## Exercice 1
Relevez dans le texte à lire tous les quartiers où les vendeurs de journaux préfèrent habiter.
## Exercice 2
D'après le texte à lire, combien les vendeurs de journaux gagnent-ils par semaine ?
## Exercice 3
Selon le texte à lire, pourquoi les vendeurs préfèrent-ils vivre à Mutakura, Kamenge et Cibitoke ?

Ils sont en même temps vendeurs des journaux et élèves

Ils sont en même temps vendeurs des journaux et élèves
Les vendeurs de journaux.©Akeza.net

Les vendeurs de journaux.©Akeza.net

 

Plusieurs des vendeurs des journaux sont des élèves. Parmi eux, il y a des chefs de ménage qui se paient à la fois le loyer et les frais scolaires. Ils gagnent une somme comprise entre 12.000Fbu et 15.000Fbu par semaine. Ils n’ont pas de contrats fixes mais leur travail est basé sur la confiance.

 

La plus part des vendeurs de journaux sont des élèves de l’école secondaire. Un bon nombre d’entre eux vivent dans des maisons de location et ce sont eux même qui se chargent du minerval « nous sommes à 10 vendeurs. 8 sont des élèves et les deux autres font le métier de la vente de journaux seulement. Parmi les 10, Il y a aussi 8 qui  paient les frais scolaire et le loyer. Nous préférons vivre dans les quartiers comme Mutakura, Kamenge et Cibitoke car nous pouvons avoir une chambrette à 30.000Fbu et vivre à 2 et parfois à 3 personnes pour minimiser les dépenses », confie Eddy-Claude, vendeur.

(Données enregistrées)
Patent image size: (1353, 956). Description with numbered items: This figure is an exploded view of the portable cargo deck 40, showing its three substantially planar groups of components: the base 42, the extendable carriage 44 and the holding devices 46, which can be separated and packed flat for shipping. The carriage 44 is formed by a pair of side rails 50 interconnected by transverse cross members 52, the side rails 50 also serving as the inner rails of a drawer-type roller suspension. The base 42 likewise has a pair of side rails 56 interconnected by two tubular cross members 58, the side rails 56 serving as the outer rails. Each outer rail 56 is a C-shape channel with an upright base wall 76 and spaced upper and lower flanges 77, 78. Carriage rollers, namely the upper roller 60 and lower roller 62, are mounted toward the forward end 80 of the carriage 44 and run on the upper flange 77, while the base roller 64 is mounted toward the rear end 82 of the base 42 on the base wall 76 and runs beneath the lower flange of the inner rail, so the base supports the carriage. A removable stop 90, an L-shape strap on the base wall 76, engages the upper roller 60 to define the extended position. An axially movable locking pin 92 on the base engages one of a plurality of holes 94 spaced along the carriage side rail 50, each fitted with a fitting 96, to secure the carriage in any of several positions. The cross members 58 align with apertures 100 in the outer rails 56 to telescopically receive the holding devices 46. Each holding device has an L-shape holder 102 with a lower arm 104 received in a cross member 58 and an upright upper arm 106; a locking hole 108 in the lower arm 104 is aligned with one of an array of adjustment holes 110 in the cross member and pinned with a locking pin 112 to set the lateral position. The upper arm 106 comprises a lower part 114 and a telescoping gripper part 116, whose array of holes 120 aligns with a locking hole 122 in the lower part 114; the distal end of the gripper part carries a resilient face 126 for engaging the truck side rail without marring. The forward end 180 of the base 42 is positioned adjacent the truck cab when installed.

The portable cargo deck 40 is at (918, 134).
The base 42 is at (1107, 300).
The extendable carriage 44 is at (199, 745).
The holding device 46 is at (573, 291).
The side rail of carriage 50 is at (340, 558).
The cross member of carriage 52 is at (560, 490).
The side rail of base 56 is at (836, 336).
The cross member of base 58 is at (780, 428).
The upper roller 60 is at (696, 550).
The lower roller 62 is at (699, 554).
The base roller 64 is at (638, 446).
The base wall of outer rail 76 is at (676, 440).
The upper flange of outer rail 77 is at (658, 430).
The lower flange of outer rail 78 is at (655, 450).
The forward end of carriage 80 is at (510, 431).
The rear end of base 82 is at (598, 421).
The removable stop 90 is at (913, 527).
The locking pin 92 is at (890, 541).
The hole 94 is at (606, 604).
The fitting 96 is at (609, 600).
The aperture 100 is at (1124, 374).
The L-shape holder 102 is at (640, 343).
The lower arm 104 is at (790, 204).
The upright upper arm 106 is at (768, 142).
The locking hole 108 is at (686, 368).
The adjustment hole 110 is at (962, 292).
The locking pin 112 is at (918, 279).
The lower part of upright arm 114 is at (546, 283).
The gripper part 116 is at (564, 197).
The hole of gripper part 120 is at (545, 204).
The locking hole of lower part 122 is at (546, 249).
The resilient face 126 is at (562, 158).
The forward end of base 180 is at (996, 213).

## Réponse 1
Mutakura, Kamenge et Cibitoke.

## Réponse 2
Ils gagnent entre 12.000Fbu et 15.000Fbu par semaine.

## Réponse 3
Dans ces quartiers, ils peuvent louer une chambrette à 30.000Fbu. Ils y vivent à deux, parfois à trois, pour réduire leurs dépenses.